Tasks to complete:
[1] In the Amazon workforce text, what was the internal name of the plan behind the 14,000 corporate job cuts?
[2] In the Amazon workforce text, copy the stretch from "Jassy denied the" through "in AI infrastructure." word for word.

Selection:
-------------------------

When January 2 arrived, Amazon's offices in Atlanta, Houston, Nashville, New York, Dallas, and Phoenix weren't ready. Some locations needed up to 30% more desks. Employees in those cities were told full compliance could be delayed until May 2025.

By January 2026, Amazon had deployed a badge surveillance dashboard classifying employees as "Low-Time Badgers" (median in-office time under 4 hours/day over 8 weeks), "Zero Badgers" (no badge scans at all), and "Unassigned Building Badgers" (badging into the wrong building). The dashboard records sick days, leaves of absence, and PTO alongside badge data, giving managers a single-screen attendance record for each employee.

Jassy denied the mandate was a backdoor layoff at a November 2024 all-hands meeting. KPMG research found 25% of executives across industries admitted they hoped RTO mandates would trigger voluntary departures. Some Amazon employees who hadn't complied with prior RTO policies were informed they were "voluntarily resigning" before losing system access. Amazon laid off 16,000 more corporate workers in January 2026, one year after the 5-day mandate took effect and after investing $125 billion in AI infrastructure.

30,000 Gone

In June 2025, Jassy told employees in an internal memo that AI would shrink Amazon's corporate workforce: "We will need fewer people doing some of the jobs that are being done today." He instructed employees to "get more done with scrappier teams."

Four months later, Amazon cut 14,000 corporate positions across AWS, Prime Video, grocery, HR, and communications. The internal name for the plan leaked via an accidental calendar invite: "Project Dawn." In January 2026, 16,000 more were cut. Total since October 2025: 30,000 corporate positions, approximately 8.6% of the 350,000-person corporate workforce. WARN Act filings confirmed 2,303 affected employees in Washington and 1,540 in California.

-------------------------

Data segment:
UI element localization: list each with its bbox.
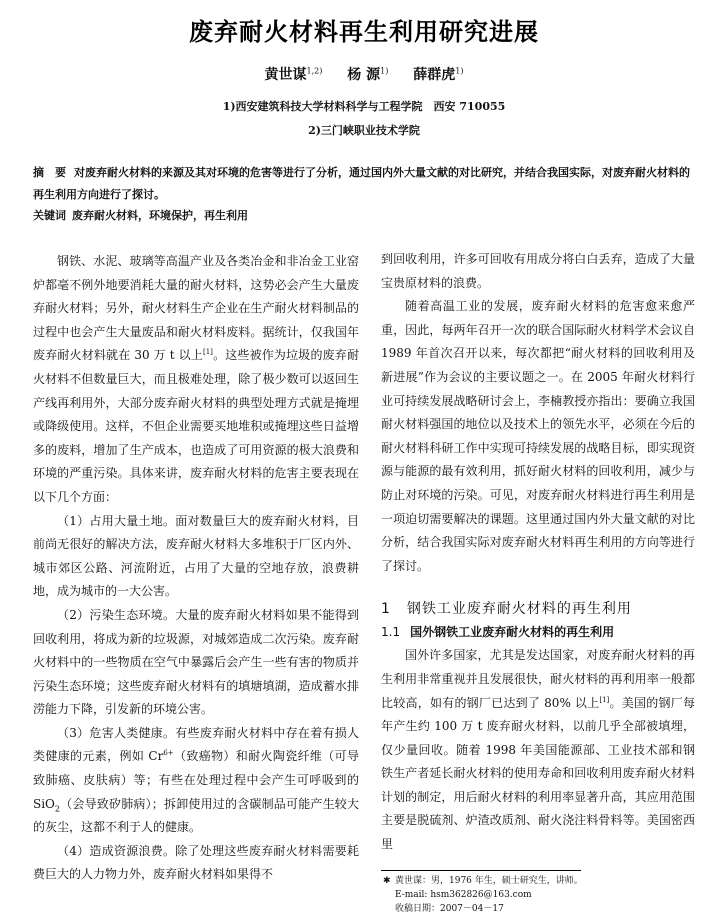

-------------------------

Per-task answers:
[1] Project Dawn

[2]
Jassy denied the mandate was a backdoor layoff at a November 2024 all-hands meeting. KPMG research found 25% of executives across industries admitted they hoped RTO mandates would trigger voluntary departures. Some Amazon employees who hadn't complied with prior RTO policies were informed they were "voluntarily resigning" before losing system access. Amazon laid off 16,000 more corporate workers in January 2026, one year after the 5-day mandate took effect and after investing $125 billion in AI infrastructure.